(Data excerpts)
────────

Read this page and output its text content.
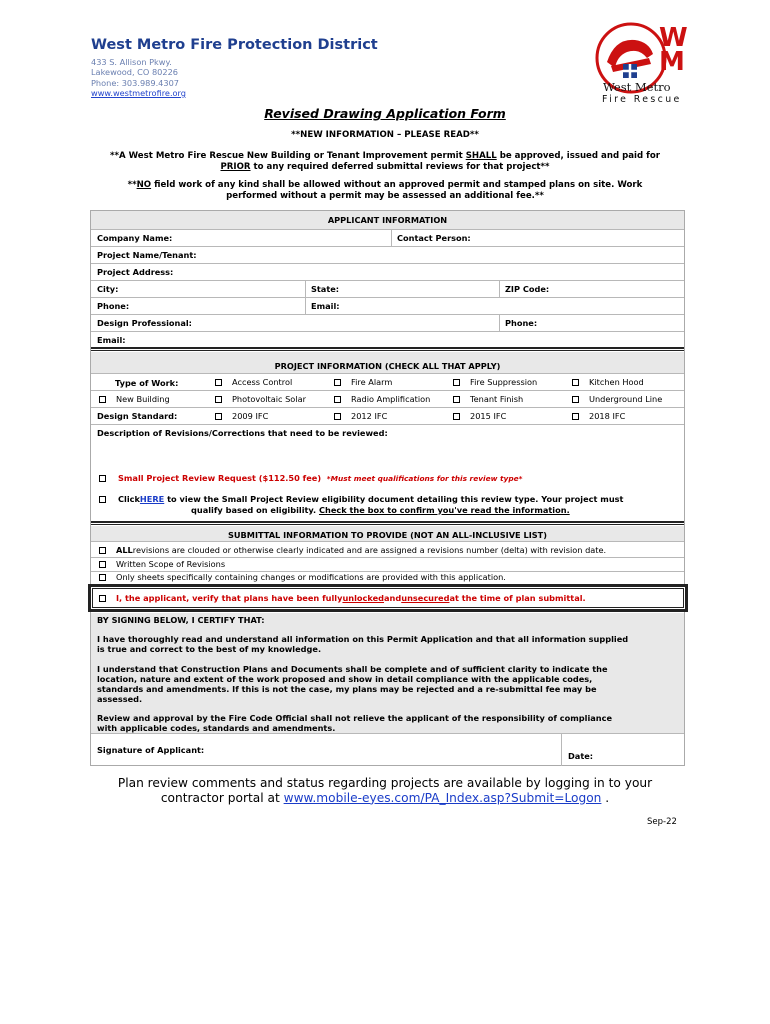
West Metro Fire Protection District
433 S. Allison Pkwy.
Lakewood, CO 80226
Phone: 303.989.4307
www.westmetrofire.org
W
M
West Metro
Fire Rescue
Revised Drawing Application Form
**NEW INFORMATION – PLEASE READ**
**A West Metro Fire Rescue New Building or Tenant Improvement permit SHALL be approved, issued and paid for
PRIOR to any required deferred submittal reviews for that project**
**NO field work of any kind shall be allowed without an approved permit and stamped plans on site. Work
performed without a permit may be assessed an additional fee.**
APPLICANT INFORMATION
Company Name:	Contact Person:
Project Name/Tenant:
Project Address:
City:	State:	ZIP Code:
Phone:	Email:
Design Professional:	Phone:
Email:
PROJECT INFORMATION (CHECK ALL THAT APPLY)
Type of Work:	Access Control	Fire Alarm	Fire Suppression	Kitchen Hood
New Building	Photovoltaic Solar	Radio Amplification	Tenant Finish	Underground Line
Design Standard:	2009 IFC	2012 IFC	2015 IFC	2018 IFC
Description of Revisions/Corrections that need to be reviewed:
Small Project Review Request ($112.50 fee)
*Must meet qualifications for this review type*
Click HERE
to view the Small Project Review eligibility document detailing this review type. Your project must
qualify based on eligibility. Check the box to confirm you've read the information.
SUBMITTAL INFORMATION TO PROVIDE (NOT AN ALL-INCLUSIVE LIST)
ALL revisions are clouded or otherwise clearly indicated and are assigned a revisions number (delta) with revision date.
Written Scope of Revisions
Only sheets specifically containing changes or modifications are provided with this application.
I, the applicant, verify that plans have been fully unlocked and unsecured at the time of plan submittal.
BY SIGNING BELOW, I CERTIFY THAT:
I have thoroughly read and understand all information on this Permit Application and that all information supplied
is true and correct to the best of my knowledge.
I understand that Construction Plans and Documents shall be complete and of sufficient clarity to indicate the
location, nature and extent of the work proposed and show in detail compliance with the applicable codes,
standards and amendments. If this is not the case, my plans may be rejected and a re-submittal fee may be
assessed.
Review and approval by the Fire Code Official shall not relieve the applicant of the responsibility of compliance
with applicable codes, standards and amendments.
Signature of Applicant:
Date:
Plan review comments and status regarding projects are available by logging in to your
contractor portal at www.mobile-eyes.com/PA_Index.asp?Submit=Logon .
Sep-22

────────

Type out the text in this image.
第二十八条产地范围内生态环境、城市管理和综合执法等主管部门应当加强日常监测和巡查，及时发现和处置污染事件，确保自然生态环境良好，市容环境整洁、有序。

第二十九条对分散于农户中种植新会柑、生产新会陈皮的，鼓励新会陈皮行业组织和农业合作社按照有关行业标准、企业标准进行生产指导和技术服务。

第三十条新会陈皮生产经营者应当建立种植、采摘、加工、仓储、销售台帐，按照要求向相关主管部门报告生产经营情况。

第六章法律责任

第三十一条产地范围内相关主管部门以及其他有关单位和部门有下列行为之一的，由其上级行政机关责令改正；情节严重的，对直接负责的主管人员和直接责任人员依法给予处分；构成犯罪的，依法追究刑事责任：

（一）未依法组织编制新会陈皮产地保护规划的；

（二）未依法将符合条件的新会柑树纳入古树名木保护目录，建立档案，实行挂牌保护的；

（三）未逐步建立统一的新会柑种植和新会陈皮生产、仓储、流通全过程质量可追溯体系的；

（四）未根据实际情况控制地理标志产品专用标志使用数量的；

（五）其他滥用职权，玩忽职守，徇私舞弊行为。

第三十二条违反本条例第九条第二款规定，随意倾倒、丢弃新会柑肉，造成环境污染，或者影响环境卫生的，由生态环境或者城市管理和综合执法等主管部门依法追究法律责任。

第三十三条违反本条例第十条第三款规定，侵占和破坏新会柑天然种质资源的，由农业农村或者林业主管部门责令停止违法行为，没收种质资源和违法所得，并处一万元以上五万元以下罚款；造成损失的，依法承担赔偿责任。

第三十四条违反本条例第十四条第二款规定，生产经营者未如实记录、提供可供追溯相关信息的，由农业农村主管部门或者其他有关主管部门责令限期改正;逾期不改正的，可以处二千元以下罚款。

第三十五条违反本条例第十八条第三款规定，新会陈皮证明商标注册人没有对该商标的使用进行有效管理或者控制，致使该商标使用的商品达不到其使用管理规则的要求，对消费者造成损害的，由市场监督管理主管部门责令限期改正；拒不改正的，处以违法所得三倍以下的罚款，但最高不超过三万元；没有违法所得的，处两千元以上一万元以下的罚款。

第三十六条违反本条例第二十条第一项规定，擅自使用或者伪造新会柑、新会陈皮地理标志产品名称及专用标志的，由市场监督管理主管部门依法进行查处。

────────

• [Requirements]:
For the listing above, identify each line bearing "without".

• [Worked solution]:
**NO field work of any kind shall be allowed without an approved permit and stamped plans on site. Work
performed without a permit may be assessed an additional fee.**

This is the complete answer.